[Data listing]
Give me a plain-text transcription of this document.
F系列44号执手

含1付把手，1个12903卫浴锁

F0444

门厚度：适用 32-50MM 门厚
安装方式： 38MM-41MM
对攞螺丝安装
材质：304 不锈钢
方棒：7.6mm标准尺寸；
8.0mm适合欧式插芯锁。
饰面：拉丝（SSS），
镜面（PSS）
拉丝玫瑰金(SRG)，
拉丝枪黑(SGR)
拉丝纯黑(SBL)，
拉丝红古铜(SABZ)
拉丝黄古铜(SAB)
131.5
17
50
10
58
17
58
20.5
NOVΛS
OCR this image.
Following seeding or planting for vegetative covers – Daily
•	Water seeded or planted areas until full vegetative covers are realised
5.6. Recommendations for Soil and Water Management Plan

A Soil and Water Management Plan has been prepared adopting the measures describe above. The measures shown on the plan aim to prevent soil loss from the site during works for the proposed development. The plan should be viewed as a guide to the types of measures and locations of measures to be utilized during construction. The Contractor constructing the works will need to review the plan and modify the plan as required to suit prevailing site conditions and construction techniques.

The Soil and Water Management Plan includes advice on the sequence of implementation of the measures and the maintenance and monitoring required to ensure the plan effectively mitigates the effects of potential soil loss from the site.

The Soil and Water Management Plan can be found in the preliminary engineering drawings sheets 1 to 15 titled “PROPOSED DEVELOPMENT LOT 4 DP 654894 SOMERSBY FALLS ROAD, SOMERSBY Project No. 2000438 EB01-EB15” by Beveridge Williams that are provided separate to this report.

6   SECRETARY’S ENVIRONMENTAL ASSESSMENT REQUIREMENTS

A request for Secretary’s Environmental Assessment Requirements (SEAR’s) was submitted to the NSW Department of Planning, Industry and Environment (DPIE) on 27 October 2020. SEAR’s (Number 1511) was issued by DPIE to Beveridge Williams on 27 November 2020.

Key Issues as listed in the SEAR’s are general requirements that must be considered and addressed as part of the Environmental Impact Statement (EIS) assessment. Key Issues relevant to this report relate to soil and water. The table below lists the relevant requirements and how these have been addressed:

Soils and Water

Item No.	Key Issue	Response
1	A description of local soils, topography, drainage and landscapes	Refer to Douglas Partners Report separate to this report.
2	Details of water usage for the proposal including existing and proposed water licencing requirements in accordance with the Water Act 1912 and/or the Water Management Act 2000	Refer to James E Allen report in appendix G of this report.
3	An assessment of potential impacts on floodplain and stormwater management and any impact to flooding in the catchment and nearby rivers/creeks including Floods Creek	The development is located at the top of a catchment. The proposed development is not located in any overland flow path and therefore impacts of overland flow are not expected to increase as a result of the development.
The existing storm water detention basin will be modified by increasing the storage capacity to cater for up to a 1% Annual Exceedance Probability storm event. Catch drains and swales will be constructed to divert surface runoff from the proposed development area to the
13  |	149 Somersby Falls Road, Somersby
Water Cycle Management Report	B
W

■ EXERCISE BRIEF ■
Please quote the data above in full, with no line missing.

■ SOLUTION ■
Give me a plain-text transcription of this document.
F系列44号执手

含1付把手，1个12903卫浴锁

F0444

门厚度：适用 32-50MM 门厚
安装方式： 38MM-41MM
对攞螺丝安装
材质：304 不锈钢
方棒：7.6mm标准尺寸；
8.0mm适合欧式插芯锁。
饰面：拉丝（SSS），
镜面（PSS）
拉丝玫瑰金(SRG)，
拉丝枪黑(SGR)
拉丝纯黑(SBL)，
拉丝红古铜(SABZ)
拉丝黄古铜(SAB)
131.5
17
50
10
58
17
58
20.5
NOVΛS
OCR this image.
Following seeding or planting for vegetative covers – Daily
•	Water seeded or planted areas until full vegetative covers are realised
5.6. Recommendations for Soil and Water Management Plan

A Soil and Water Management Plan has been prepared adopting the measures describe above. The measures shown on the plan aim to prevent soil loss from the site during works for the proposed development. The plan should be viewed as a guide to the types of measures and locations of measures to be utilized during construction. The Contractor constructing the works will need to review the plan and modify the plan as required to suit prevailing site conditions and construction techniques.

The Soil and Water Management Plan includes advice on the sequence of implementation of the measures and the maintenance and monitoring required to ensure the plan effectively mitigates the effects of potential soil loss from the site.

The Soil and Water Management Plan can be found in the preliminary engineering drawings sheets 1 to 15 titled “PROPOSED DEVELOPMENT LOT 4 DP 654894 SOMERSBY FALLS ROAD, SOMERSBY Project No. 2000438 EB01-EB15” by Beveridge Williams that are provided separate to this report.

6   SECRETARY’S ENVIRONMENTAL ASSESSMENT REQUIREMENTS

A request for Secretary’s Environmental Assessment Requirements (SEAR’s) was submitted to the NSW Department of Planning, Industry and Environment (DPIE) on 27 October 2020. SEAR’s (Number 1511) was issued by DPIE to Beveridge Williams on 27 November 2020.

Key Issues as listed in the SEAR’s are general requirements that must be considered and addressed as part of the Environmental Impact Statement (EIS) assessment. Key Issues relevant to this report relate to soil and water. The table below lists the relevant requirements and how these have been addressed:

Soils and Water

Item No.	Key Issue	Response
1	A description of local soils, topography, drainage and landscapes	Refer to Douglas Partners Report separate to this report.
2	Details of water usage for the proposal including existing and proposed water licencing requirements in accordance with the Water Act 1912 and/or the Water Management Act 2000	Refer to James E Allen report in appendix G of this report.
3	An assessment of potential impacts on floodplain and stormwater management and any impact to flooding in the catchment and nearby rivers/creeks including Floods Creek	The development is located at the top of a catchment. The proposed development is not located in any overland flow path and therefore impacts of overland flow are not expected to increase as a result of the development.
The existing storm water detention basin will be modified by increasing the storage capacity to cater for up to a 1% Annual Exceedance Probability storm event. Catch drains and swales will be constructed to divert surface runoff from the proposed development area to the
13  |	149 Somersby Falls Road, Somersby
Water Cycle Management Report	B
W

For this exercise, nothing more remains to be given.